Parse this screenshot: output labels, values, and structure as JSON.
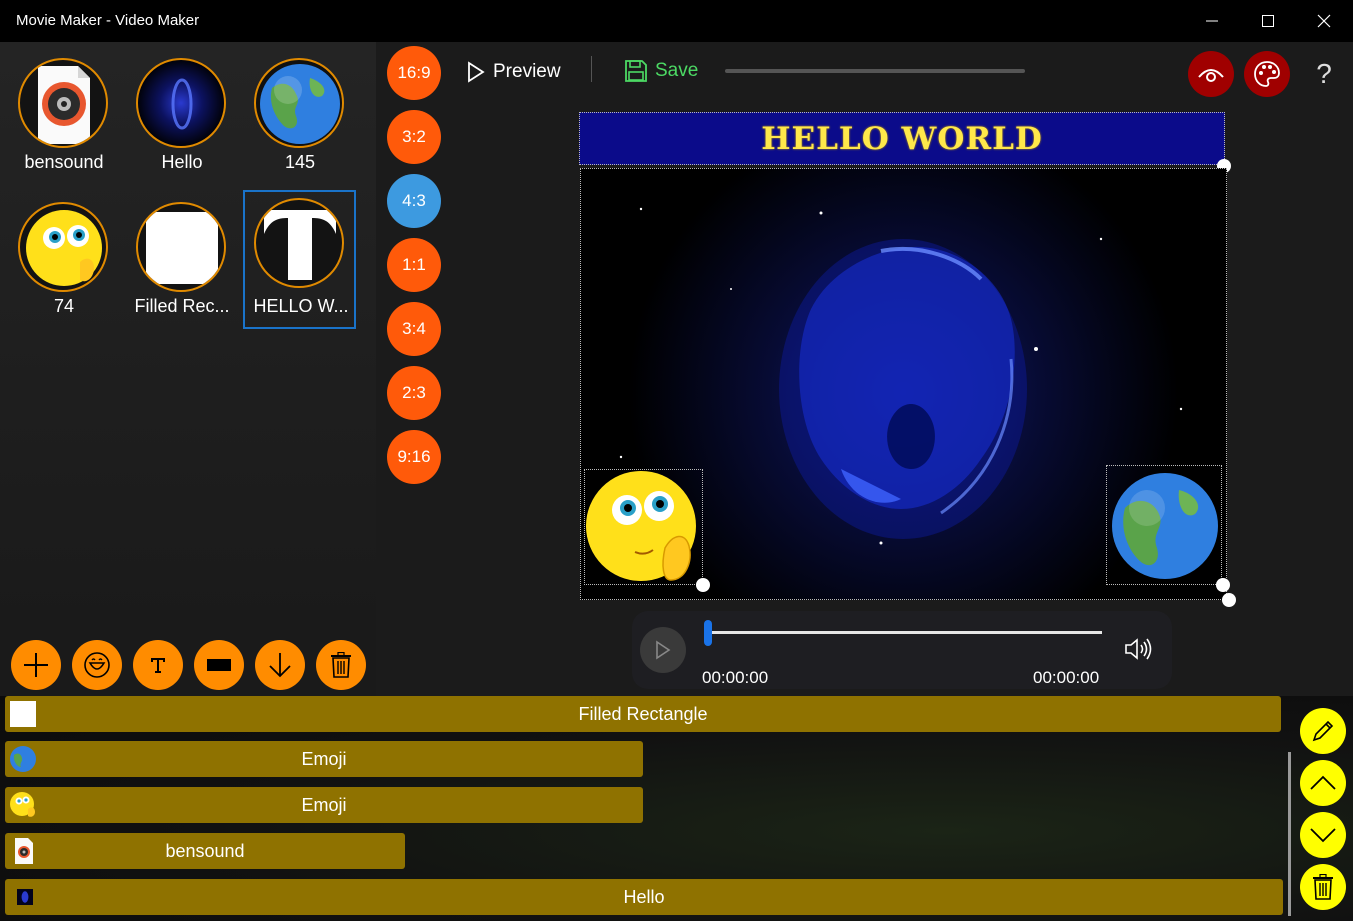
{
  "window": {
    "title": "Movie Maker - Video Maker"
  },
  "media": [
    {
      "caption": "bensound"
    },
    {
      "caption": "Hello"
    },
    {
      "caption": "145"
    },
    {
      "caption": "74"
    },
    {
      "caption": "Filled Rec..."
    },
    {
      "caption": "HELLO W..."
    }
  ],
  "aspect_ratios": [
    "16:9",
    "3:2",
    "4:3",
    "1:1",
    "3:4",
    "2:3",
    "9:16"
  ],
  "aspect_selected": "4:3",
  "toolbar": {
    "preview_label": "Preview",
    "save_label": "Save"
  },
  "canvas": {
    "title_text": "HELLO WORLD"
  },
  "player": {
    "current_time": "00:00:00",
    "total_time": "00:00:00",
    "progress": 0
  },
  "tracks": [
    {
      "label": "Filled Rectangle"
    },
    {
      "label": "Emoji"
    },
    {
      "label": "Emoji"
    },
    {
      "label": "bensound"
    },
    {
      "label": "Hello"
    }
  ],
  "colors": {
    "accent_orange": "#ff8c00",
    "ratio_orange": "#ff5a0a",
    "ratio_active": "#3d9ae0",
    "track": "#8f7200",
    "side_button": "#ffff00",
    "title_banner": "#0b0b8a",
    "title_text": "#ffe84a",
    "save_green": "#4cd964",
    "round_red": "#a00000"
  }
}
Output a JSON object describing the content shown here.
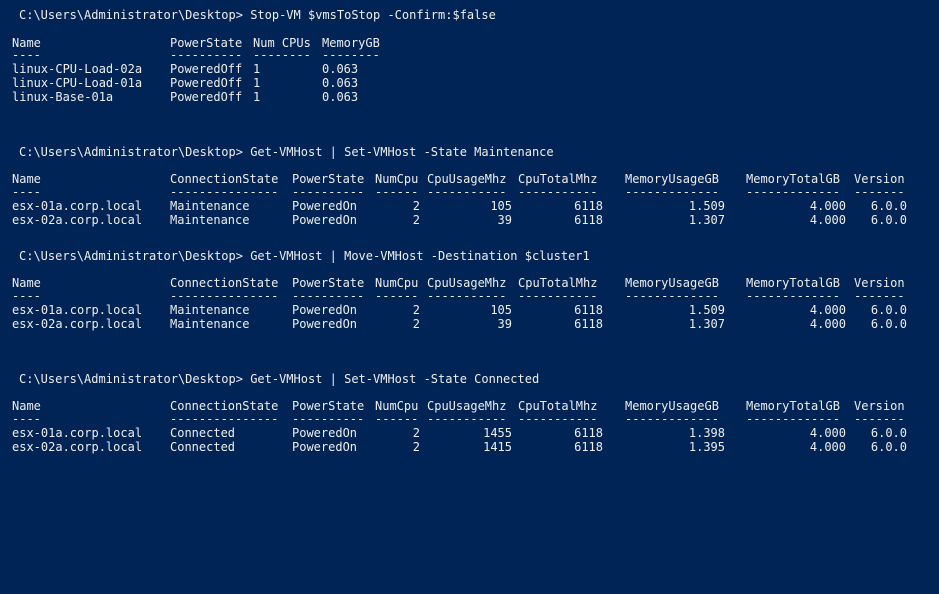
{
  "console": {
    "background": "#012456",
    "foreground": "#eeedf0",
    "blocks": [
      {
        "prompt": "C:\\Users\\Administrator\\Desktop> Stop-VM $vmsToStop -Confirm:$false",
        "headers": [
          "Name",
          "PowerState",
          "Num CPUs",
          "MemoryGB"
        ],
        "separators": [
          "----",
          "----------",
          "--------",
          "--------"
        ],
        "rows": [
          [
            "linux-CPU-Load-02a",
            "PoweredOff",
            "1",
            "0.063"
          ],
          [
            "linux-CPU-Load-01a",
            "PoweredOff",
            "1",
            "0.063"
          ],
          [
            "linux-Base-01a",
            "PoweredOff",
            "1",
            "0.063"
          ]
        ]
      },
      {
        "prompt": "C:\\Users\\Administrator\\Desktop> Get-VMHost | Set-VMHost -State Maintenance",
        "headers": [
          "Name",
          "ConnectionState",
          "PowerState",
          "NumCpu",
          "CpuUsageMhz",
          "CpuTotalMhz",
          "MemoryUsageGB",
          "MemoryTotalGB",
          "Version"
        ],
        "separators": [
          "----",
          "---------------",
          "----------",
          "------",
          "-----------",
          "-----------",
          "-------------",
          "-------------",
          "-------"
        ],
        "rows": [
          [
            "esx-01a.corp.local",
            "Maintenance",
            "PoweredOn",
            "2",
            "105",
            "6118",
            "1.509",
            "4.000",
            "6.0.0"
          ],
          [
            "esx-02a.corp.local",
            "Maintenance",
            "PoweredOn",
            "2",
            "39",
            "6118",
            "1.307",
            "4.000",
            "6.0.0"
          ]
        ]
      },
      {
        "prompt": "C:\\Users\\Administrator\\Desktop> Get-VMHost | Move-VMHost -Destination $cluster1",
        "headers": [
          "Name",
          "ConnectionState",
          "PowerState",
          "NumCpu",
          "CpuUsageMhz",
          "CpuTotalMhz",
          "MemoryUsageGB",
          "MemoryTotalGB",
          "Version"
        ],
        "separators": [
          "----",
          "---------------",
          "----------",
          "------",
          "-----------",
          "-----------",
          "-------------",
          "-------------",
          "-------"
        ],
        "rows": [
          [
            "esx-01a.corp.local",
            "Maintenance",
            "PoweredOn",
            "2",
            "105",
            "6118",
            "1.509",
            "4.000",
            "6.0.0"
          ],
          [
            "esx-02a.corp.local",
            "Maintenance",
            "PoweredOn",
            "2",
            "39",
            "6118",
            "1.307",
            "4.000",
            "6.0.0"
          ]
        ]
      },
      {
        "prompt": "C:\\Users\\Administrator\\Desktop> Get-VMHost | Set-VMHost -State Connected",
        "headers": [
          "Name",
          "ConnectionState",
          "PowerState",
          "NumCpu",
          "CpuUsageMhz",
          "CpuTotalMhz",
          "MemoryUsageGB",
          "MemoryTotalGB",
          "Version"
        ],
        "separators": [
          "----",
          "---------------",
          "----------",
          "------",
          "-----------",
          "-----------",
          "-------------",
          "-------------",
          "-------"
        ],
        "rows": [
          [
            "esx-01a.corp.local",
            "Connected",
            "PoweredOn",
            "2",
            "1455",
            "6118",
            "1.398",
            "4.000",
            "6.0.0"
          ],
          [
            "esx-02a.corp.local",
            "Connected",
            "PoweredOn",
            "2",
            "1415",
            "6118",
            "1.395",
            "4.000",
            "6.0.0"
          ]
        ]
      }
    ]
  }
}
==
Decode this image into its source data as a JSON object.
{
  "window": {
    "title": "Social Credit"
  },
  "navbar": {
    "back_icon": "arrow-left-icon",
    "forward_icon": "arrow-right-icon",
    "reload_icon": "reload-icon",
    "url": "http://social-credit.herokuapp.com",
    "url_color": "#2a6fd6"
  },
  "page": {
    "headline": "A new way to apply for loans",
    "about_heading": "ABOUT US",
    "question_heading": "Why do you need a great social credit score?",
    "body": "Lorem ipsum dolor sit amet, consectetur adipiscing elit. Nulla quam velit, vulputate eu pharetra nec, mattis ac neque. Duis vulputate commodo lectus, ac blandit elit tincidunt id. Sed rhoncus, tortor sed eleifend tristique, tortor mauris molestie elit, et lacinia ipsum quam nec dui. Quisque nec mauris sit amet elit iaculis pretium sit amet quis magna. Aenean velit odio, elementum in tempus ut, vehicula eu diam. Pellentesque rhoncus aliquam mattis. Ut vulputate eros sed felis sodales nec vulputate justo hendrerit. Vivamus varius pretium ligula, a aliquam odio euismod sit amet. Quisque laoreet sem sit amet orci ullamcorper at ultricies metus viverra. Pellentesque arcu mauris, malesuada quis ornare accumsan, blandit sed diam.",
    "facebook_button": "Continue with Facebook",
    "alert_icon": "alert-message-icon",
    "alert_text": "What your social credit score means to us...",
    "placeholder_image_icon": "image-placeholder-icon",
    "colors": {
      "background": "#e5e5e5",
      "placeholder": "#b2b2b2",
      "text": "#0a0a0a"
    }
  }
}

What the task asks: Return every line from the records above that holds the word "caption".

The solution:
      "caption": "bensound"
      "caption": "Hello"
      "caption": "145"
      "caption": "74"
      "caption": "Filled Rec..."
      "caption": "HELLO W..."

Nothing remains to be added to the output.